- Exercise prompt: Pull out every line from the listing that has the word "triangle".

◇ ◇ ◇ ◇ ◇ ◇ ◇

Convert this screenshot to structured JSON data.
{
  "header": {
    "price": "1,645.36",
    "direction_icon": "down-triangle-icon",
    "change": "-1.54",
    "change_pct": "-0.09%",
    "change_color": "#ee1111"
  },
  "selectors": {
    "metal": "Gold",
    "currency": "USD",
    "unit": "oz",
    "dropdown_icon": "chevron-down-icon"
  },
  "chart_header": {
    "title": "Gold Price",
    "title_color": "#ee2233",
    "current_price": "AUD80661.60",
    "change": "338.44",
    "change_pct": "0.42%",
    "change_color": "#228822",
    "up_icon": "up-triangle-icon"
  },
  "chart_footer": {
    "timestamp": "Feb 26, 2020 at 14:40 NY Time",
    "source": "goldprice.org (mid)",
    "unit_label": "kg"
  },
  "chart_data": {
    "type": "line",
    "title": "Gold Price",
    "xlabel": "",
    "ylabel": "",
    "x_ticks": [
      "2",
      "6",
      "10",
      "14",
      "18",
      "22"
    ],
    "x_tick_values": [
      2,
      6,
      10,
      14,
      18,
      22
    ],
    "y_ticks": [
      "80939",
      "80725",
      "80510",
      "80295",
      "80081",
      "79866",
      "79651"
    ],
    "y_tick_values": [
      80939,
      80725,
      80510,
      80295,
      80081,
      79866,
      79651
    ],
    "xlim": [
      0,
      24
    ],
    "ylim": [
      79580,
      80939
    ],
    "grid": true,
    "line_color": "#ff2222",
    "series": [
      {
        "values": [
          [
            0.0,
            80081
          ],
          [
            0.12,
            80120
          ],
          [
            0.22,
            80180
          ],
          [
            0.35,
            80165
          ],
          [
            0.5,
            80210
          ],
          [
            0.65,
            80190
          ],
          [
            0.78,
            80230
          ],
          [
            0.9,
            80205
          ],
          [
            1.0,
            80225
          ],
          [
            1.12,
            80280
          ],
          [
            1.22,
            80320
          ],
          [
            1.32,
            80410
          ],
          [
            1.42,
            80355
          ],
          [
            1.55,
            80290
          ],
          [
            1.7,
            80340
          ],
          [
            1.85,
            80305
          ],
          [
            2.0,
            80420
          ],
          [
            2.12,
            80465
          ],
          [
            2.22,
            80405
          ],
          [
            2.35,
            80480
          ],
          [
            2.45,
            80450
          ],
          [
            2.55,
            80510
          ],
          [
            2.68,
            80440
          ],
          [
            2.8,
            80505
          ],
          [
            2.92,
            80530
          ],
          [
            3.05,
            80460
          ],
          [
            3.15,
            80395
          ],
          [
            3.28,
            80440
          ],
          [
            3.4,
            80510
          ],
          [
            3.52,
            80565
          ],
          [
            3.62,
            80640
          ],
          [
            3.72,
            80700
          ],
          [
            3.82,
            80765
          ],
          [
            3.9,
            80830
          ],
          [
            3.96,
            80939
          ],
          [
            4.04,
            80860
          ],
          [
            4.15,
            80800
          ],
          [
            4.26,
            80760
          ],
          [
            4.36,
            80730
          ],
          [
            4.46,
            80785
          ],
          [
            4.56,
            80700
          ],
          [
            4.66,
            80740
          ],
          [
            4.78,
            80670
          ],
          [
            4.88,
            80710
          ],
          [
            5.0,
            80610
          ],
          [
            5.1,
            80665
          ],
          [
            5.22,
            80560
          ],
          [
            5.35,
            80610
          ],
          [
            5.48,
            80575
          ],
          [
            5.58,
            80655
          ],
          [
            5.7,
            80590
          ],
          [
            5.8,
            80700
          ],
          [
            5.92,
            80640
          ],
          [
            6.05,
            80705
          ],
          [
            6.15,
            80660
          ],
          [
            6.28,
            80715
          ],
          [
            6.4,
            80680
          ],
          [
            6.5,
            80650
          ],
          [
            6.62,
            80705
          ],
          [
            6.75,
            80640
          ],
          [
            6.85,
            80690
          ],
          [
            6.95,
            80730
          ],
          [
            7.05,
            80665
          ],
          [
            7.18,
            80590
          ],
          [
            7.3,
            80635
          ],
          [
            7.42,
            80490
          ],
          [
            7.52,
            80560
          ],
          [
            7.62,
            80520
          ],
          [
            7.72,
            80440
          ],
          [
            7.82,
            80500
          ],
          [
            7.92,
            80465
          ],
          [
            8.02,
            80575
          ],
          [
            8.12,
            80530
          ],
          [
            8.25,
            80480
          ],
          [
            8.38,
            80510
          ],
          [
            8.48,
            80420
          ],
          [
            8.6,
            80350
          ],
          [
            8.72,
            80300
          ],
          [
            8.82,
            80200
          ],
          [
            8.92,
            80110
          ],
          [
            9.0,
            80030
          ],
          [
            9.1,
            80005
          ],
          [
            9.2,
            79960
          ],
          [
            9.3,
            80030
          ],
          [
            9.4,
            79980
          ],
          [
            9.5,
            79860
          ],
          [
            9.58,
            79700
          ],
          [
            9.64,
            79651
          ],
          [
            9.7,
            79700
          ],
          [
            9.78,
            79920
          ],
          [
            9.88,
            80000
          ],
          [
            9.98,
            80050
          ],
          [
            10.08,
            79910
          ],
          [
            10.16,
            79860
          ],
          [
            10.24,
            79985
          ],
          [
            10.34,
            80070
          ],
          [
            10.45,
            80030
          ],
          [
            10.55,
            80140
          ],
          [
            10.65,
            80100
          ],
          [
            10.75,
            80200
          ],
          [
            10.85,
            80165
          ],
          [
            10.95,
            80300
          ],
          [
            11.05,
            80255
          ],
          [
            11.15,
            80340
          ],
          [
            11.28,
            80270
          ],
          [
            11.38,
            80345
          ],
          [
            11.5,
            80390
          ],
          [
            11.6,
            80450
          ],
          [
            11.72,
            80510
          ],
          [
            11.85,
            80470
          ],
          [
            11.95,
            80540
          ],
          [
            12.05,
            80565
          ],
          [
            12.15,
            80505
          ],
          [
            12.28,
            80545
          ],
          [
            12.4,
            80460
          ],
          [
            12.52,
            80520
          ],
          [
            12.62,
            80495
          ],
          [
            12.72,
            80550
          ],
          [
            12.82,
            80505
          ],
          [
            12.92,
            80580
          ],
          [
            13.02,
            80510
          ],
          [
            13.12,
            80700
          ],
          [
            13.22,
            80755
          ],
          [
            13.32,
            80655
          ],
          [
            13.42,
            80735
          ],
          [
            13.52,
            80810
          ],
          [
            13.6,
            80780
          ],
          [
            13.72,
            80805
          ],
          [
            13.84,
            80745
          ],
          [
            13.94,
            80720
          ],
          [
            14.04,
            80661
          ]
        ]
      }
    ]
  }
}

◇ ◇ ◇ ◇ ◇ ◇ ◇

- Solution for this exercise:
    "direction_icon": "down-triangle-icon",
    "up_icon": "up-triangle-icon"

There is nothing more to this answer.